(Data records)

--- Begin ---

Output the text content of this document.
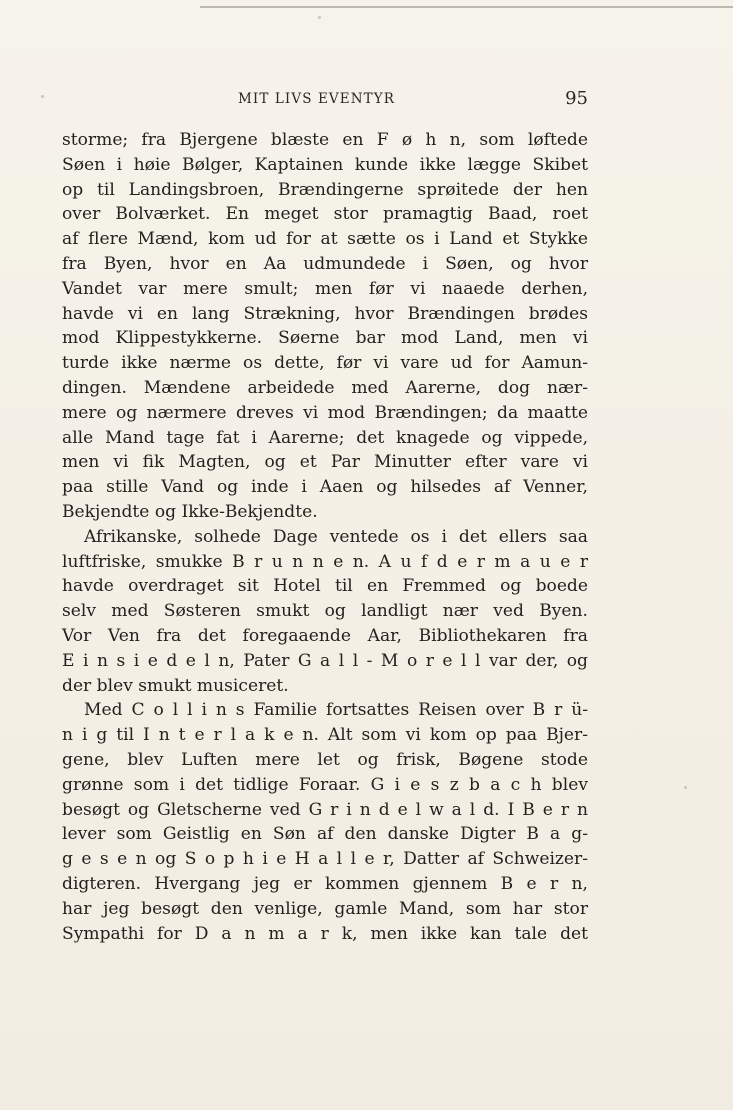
MIT LIVS EVENTYR	95
storme; fra Bjergene blæste en F ø h n, som løftede
Søen i høie Bølger, Kaptainen kunde ikke lægge Skibet
op til Landingsbroen, Brændingerne sprøitede der hen
over Bolværket. En meget stor pramagtig Baad, roet
af flere Mænd, kom ud for at sætte os i Land et Stykke
fra Byen, hvor en Aa udmundede i Søen, og hvor
Vandet var mere smult; men før vi naaede derhen,
havde vi en lang Strækning, hvor Brændingen brødes
mod Klippestykkerne. Søerne bar mod Land, men vi
turde ikke nærme os dette, før vi vare ud for Aamun-
dingen. Mændene arbeidede med Aarerne, dog nær-
mere og nærmere dreves vi mod Brændingen; da maatte
alle Mand tage fat i Aarerne; det knagede og vippede,
men vi fik Magten, og et Par Minutter efter vare vi
paa stille Vand og inde i Aaen og hilsedes af Venner,
Bekjendte og Ikke-Bekjendte.
Afrikanske, solhede Dage ventede os i det ellers saa
luftfriske, smukke B r u n n e n. A u f d e r m a u e r
havde overdraget sit Hotel til en Fremmed og boede
selv med Søsteren smukt og landligt nær ved Byen.
Vor Ven fra det foregaaende Aar, Bibliothekaren fra
E i n s i e d e l n, Pater G a l l - M o r e l l var der, og
der blev smukt musiceret.
Med C o l l i n s Familie fortsattes Reisen over B r ü-
n i g til I n t e r l a k e n. Alt som vi kom op paa Bjer-
gene, blev Luften mere let og frisk, Bøgene stode
grønne som i det tidlige Foraar. G i e s z b a c h blev
besøgt og Gletscherne ved G r i n d e l w a l d. I B e r n
lever som Geistlig en Søn af den danske Digter B a g-
g e s e n og S o p h i e H a l l e r, Datter af Schweizer-
digteren. Hvergang jeg er kommen gjennem B e r n,
har jeg besøgt den venlige, gamle Mand, som har stor
Sympathi for D a n m a r k, men ikke kan tale det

--- End ---

• _WHAT IS NEEDED_:
What is the number of lines in this listing that contain the word "Byen"? Answer with that number and nothing else.

• _EXERCISE RESULT_:
2